**Work to complete:** The records that follow should be retyped word for word.

**Supplied records:**
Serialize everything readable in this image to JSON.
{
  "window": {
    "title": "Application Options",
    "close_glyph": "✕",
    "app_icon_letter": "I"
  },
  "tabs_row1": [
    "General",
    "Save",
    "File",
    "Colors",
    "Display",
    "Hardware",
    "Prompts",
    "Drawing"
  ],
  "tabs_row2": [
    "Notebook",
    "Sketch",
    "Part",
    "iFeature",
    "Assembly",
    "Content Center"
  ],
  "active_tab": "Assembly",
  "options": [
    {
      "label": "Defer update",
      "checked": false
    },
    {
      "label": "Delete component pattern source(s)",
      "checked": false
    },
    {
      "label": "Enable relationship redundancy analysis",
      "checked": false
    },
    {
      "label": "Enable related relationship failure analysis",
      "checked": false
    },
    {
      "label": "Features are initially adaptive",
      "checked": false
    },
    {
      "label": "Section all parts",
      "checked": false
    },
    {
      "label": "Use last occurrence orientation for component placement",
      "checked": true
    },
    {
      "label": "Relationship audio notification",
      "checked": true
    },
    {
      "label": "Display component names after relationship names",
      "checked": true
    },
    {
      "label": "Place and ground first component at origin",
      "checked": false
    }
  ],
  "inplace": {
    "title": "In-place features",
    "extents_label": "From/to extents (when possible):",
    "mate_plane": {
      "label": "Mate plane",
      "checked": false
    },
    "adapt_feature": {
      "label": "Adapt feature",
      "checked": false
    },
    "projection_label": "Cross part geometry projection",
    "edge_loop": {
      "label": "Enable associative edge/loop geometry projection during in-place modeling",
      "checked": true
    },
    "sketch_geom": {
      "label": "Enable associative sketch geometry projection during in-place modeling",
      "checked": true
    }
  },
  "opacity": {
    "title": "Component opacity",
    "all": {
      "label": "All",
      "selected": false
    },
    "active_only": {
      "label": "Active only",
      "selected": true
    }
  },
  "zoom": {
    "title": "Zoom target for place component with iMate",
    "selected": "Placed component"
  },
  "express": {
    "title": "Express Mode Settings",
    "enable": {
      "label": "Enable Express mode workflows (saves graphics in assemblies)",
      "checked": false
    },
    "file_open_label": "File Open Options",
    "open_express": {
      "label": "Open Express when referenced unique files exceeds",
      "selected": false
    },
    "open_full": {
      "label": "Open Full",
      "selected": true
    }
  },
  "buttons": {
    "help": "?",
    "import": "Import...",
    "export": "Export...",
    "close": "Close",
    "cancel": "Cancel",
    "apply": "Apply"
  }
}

**Answer below:**
Serialize everything readable in this image to JSON.
{
  "window": {
    "title": "Application Options",
    "close_glyph": "✕",
    "app_icon_letter": "I"
  },
  "tabs_row1": [
    "General",
    "Save",
    "File",
    "Colors",
    "Display",
    "Hardware",
    "Prompts",
    "Drawing"
  ],
  "tabs_row2": [
    "Notebook",
    "Sketch",
    "Part",
    "iFeature",
    "Assembly",
    "Content Center"
  ],
  "active_tab": "Assembly",
  "options": [
    {
      "label": "Defer update",
      "checked": false
    },
    {
      "label": "Delete component pattern source(s)",
      "checked": false
    },
    {
      "label": "Enable relationship redundancy analysis",
      "checked": false
    },
    {
      "label": "Enable related relationship failure analysis",
      "checked": false
    },
    {
      "label": "Features are initially adaptive",
      "checked": false
    },
    {
      "label": "Section all parts",
      "checked": false
    },
    {
      "label": "Use last occurrence orientation for component placement",
      "checked": true
    },
    {
      "label": "Relationship audio notification",
      "checked": true
    },
    {
      "label": "Display component names after relationship names",
      "checked": true
    },
    {
      "label": "Place and ground first component at origin",
      "checked": false
    }
  ],
  "inplace": {
    "title": "In-place features",
    "extents_label": "From/to extents (when possible):",
    "mate_plane": {
      "label": "Mate plane",
      "checked": false
    },
    "adapt_feature": {
      "label": "Adapt feature",
      "checked": false
    },
    "projection_label": "Cross part geometry projection",
    "edge_loop": {
      "label": "Enable associative edge/loop geometry projection during in-place modeling",
      "checked": true
    },
    "sketch_geom": {
      "label": "Enable associative sketch geometry projection during in-place modeling",
      "checked": true
    }
  },
  "opacity": {
    "title": "Component opacity",
    "all": {
      "label": "All",
      "selected": false
    },
    "active_only": {
      "label": "Active only",
      "selected": true
    }
  },
  "zoom": {
    "title": "Zoom target for place component with iMate",
    "selected": "Placed component"
  },
  "express": {
    "title": "Express Mode Settings",
    "enable": {
      "label": "Enable Express mode workflows (saves graphics in assemblies)",
      "checked": false
    },
    "file_open_label": "File Open Options",
    "open_express": {
      "label": "Open Express when referenced unique files exceeds",
      "selected": false
    },
    "open_full": {
      "label": "Open Full",
      "selected": true
    }
  },
  "buttons": {
    "help": "?",
    "import": "Import...",
    "export": "Export...",
    "close": "Close",
    "cancel": "Cancel",
    "apply": "Apply"
  }
}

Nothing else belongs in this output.